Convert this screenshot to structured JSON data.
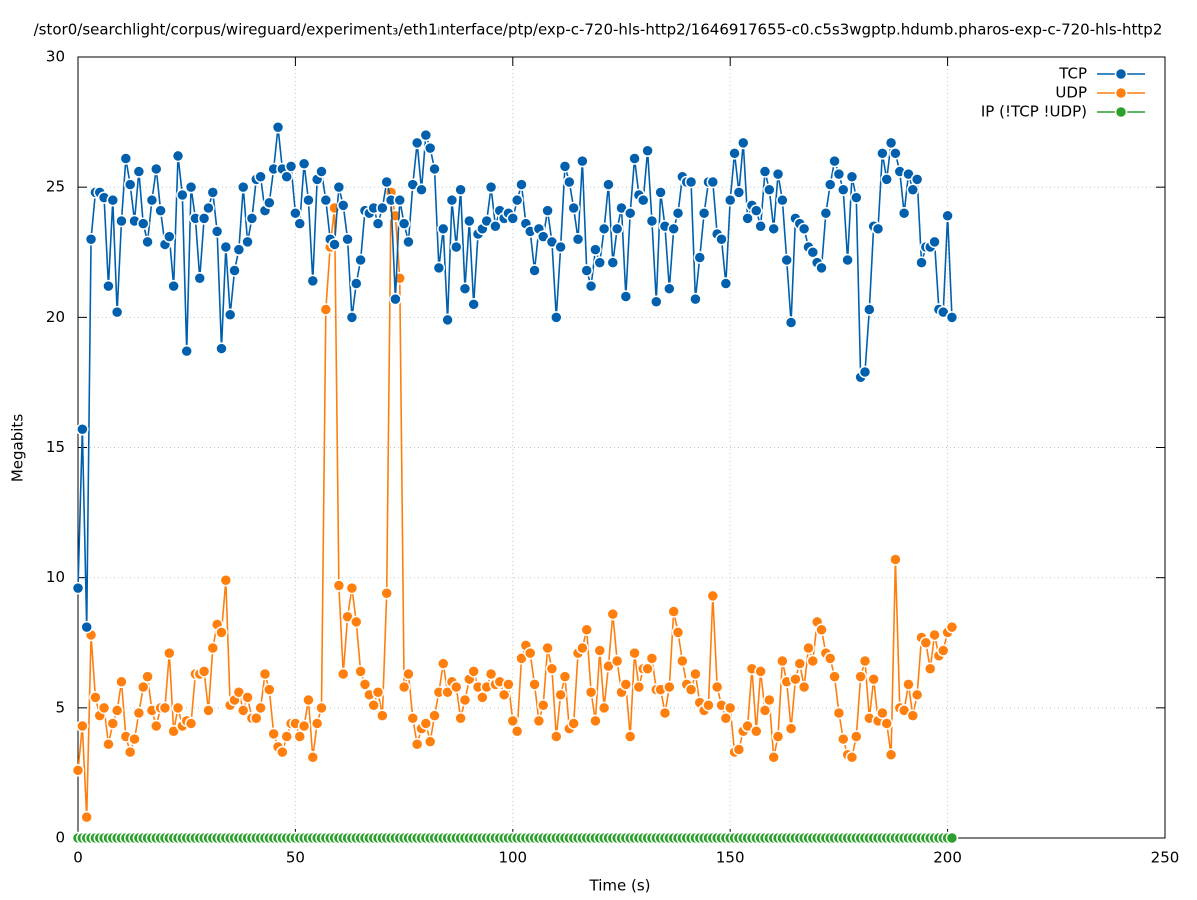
{
  "chart_data": {
    "type": "line",
    "title": "/stor0/searchlight/corpus/wireguard/experiment₃/eth1ᵢnterface/ptp/exp-c-720-hls-http2/1646917655-c0.c5s3wgptp.hdumb.pharos-exp-c-720-hls-http2",
    "x_label": "Time (s)",
    "y_label": "Megabits",
    "x": [
      0,
      1,
      2,
      3,
      4,
      5,
      6,
      7,
      8,
      9,
      10,
      11,
      12,
      13,
      14,
      15,
      16,
      17,
      18,
      19,
      20,
      21,
      22,
      23,
      24,
      25,
      26,
      27,
      28,
      29,
      30,
      31,
      32,
      33,
      34,
      35,
      36,
      37,
      38,
      39,
      40,
      41,
      42,
      43,
      44,
      45,
      46,
      47,
      48,
      49,
      50,
      51,
      52,
      53,
      54,
      55,
      56,
      57,
      58,
      59,
      60,
      61,
      62,
      63,
      64,
      65,
      66,
      67,
      68,
      69,
      70,
      71,
      72,
      73,
      74,
      75,
      76,
      77,
      78,
      79,
      80,
      81,
      82,
      83,
      84,
      85,
      86,
      87,
      88,
      89,
      90,
      91,
      92,
      93,
      94,
      95,
      96,
      97,
      98,
      99,
      100,
      101,
      102,
      103,
      104,
      105,
      106,
      107,
      108,
      109,
      110,
      111,
      112,
      113,
      114,
      115,
      116,
      117,
      118,
      119,
      120,
      121,
      122,
      123,
      124,
      125,
      126,
      127,
      128,
      129,
      130,
      131,
      132,
      133,
      134,
      135,
      136,
      137,
      138,
      139,
      140,
      141,
      142,
      143,
      144,
      145,
      146,
      147,
      148,
      149,
      150,
      151,
      152,
      153,
      154,
      155,
      156,
      157,
      158,
      159,
      160,
      161,
      162,
      163,
      164,
      165,
      166,
      167,
      168,
      169,
      170,
      171,
      172,
      173,
      174,
      175,
      176,
      177,
      178,
      179,
      180,
      181,
      182,
      183,
      184,
      185,
      186,
      187,
      188,
      189,
      190,
      191,
      192,
      193,
      194,
      195,
      196,
      197,
      198,
      199,
      200,
      201
    ],
    "series": [
      {
        "name": "TCP",
        "color": "#0060ad",
        "values": [
          9.6,
          15.7,
          8.1,
          23.0,
          24.8,
          24.8,
          24.6,
          21.2,
          24.5,
          20.2,
          23.7,
          26.1,
          25.1,
          23.7,
          25.6,
          23.6,
          22.9,
          24.5,
          25.7,
          24.1,
          22.8,
          23.1,
          21.2,
          26.2,
          24.7,
          18.7,
          25.0,
          23.8,
          21.5,
          23.8,
          24.2,
          24.8,
          23.3,
          18.8,
          22.7,
          20.1,
          21.8,
          22.6,
          25.0,
          22.9,
          23.8,
          25.3,
          25.4,
          24.1,
          24.4,
          25.7,
          27.3,
          25.7,
          25.4,
          25.8,
          24.0,
          23.6,
          25.9,
          24.5,
          21.4,
          25.3,
          25.6,
          24.5,
          23.0,
          22.8,
          25.0,
          24.3,
          23.0,
          20.0,
          21.3,
          22.2,
          24.1,
          24.0,
          24.2,
          23.6,
          24.2,
          25.2,
          24.5,
          20.7,
          24.5,
          23.6,
          22.9,
          25.1,
          26.7,
          24.9,
          27.0,
          26.5,
          25.7,
          21.9,
          23.4,
          19.9,
          24.5,
          22.7,
          24.9,
          21.1,
          23.7,
          20.5,
          23.2,
          23.4,
          23.7,
          25.0,
          23.5,
          24.1,
          23.8,
          24.0,
          23.8,
          24.5,
          25.1,
          23.6,
          23.3,
          21.8,
          23.4,
          23.1,
          24.1,
          22.9,
          20.0,
          22.7,
          25.8,
          25.2,
          24.2,
          23.0,
          26.0,
          21.8,
          21.2,
          22.6,
          22.1,
          23.4,
          25.1,
          22.1,
          23.4,
          24.2,
          20.8,
          24.0,
          26.1,
          24.7,
          24.5,
          26.4,
          23.7,
          20.6,
          24.8,
          23.5,
          21.1,
          23.4,
          24.0,
          25.4,
          25.2,
          25.2,
          20.7,
          22.3,
          24.0,
          25.2,
          25.2,
          23.2,
          23.0,
          21.3,
          24.5,
          26.3,
          24.8,
          26.7,
          23.8,
          24.3,
          24.1,
          23.5,
          25.6,
          24.9,
          23.4,
          25.5,
          24.5,
          22.2,
          19.8,
          23.8,
          23.6,
          23.4,
          22.7,
          22.5,
          22.1,
          21.9,
          24.0,
          25.1,
          26.0,
          25.5,
          24.9,
          22.2,
          25.4,
          24.6,
          17.7,
          17.9,
          20.3,
          23.5,
          23.4,
          26.3,
          25.3,
          26.7,
          26.3,
          25.6,
          24.0,
          25.5,
          24.9,
          25.3,
          22.1,
          22.7,
          22.7,
          22.9,
          20.3,
          20.2,
          23.9,
          20.0
        ]
      },
      {
        "name": "UDP",
        "color": "#ff7f0e",
        "values": [
          2.6,
          4.3,
          0.8,
          7.8,
          5.4,
          4.7,
          5.0,
          3.6,
          4.4,
          4.9,
          6.0,
          3.9,
          3.3,
          3.8,
          4.8,
          5.8,
          6.2,
          4.9,
          4.3,
          5.0,
          5.0,
          7.1,
          4.1,
          5.0,
          4.3,
          4.5,
          4.4,
          6.3,
          6.3,
          6.4,
          4.9,
          7.3,
          8.2,
          7.9,
          9.9,
          5.1,
          5.3,
          5.6,
          4.9,
          5.4,
          4.6,
          4.6,
          5.0,
          6.3,
          5.7,
          4.0,
          3.5,
          3.3,
          3.9,
          4.4,
          4.4,
          3.9,
          4.3,
          5.3,
          3.1,
          4.4,
          5.0,
          20.3,
          22.7,
          24.2,
          9.7,
          6.3,
          8.5,
          9.6,
          8.3,
          6.4,
          5.9,
          5.5,
          5.1,
          5.6,
          4.7,
          9.4,
          24.8,
          23.9,
          21.5,
          5.8,
          6.3,
          4.6,
          3.6,
          4.2,
          4.4,
          3.7,
          4.7,
          5.6,
          6.7,
          5.6,
          6.0,
          5.8,
          4.6,
          5.3,
          6.1,
          6.4,
          5.8,
          5.4,
          5.8,
          6.3,
          5.9,
          6.0,
          5.5,
          5.9,
          4.5,
          4.1,
          6.9,
          7.4,
          7.1,
          5.9,
          4.5,
          5.1,
          7.3,
          6.5,
          3.9,
          5.5,
          6.2,
          4.2,
          4.4,
          7.1,
          7.3,
          8.0,
          5.6,
          4.5,
          7.2,
          5.0,
          6.6,
          8.6,
          6.8,
          5.6,
          5.9,
          3.9,
          7.1,
          5.8,
          6.5,
          6.5,
          6.9,
          5.7,
          5.7,
          4.8,
          5.8,
          8.7,
          7.9,
          6.8,
          5.9,
          5.7,
          6.3,
          5.2,
          4.9,
          5.1,
          9.3,
          5.8,
          5.1,
          4.6,
          5.0,
          3.3,
          3.4,
          4.1,
          4.3,
          6.5,
          4.1,
          6.4,
          4.9,
          5.3,
          3.1,
          3.9,
          6.8,
          6.0,
          4.2,
          6.1,
          6.7,
          5.8,
          7.3,
          6.8,
          8.3,
          8.0,
          7.1,
          6.9,
          6.2,
          4.8,
          3.8,
          3.2,
          3.1,
          3.9,
          6.2,
          6.8,
          4.6,
          6.1,
          4.5,
          4.8,
          4.4,
          3.2,
          10.7,
          5.0,
          4.9,
          5.9,
          4.7,
          5.5,
          7.7,
          7.5,
          6.5,
          7.8,
          7.0,
          7.2,
          7.9,
          8.1
        ]
      },
      {
        "name": "IP (!TCP  !UDP)",
        "color": "#2ca02c",
        "values": [
          0,
          0,
          0,
          0,
          0,
          0,
          0,
          0,
          0,
          0,
          0,
          0,
          0,
          0,
          0,
          0,
          0,
          0,
          0,
          0,
          0,
          0,
          0,
          0,
          0,
          0,
          0,
          0,
          0,
          0,
          0,
          0,
          0,
          0,
          0,
          0,
          0,
          0,
          0,
          0,
          0,
          0,
          0,
          0,
          0,
          0,
          0,
          0,
          0,
          0,
          0,
          0,
          0,
          0,
          0,
          0,
          0,
          0,
          0,
          0,
          0,
          0,
          0,
          0,
          0,
          0,
          0,
          0,
          0,
          0,
          0,
          0,
          0,
          0,
          0,
          0,
          0,
          0,
          0,
          0,
          0,
          0,
          0,
          0,
          0,
          0,
          0,
          0,
          0,
          0,
          0,
          0,
          0,
          0,
          0,
          0,
          0,
          0,
          0,
          0,
          0,
          0,
          0,
          0,
          0,
          0,
          0,
          0,
          0,
          0,
          0,
          0,
          0,
          0,
          0,
          0,
          0,
          0,
          0,
          0,
          0,
          0,
          0,
          0,
          0,
          0,
          0,
          0,
          0,
          0,
          0,
          0,
          0,
          0,
          0,
          0,
          0,
          0,
          0,
          0,
          0,
          0,
          0,
          0,
          0,
          0,
          0,
          0,
          0,
          0,
          0,
          0,
          0,
          0,
          0,
          0,
          0,
          0,
          0,
          0,
          0,
          0,
          0,
          0,
          0,
          0,
          0,
          0,
          0,
          0,
          0,
          0,
          0,
          0,
          0,
          0,
          0,
          0,
          0,
          0,
          0,
          0,
          0,
          0,
          0,
          0,
          0,
          0,
          0,
          0,
          0,
          0,
          0,
          0,
          0,
          0,
          0,
          0,
          0,
          0,
          0,
          0
        ]
      }
    ],
    "xlim": [
      0,
      250
    ],
    "xticks": [
      0,
      50,
      100,
      150,
      200,
      250
    ],
    "ylim": [
      0,
      30
    ],
    "yticks": [
      0,
      5,
      10,
      15,
      20,
      25,
      30
    ],
    "grid": true,
    "legend": "top-right"
  }
}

☆ ☆ ☆ ☆ ☆

▶ _Given instruction_
In the material above, how many lines hold the word "color"? Say only the number.

▶ _Expected output_
3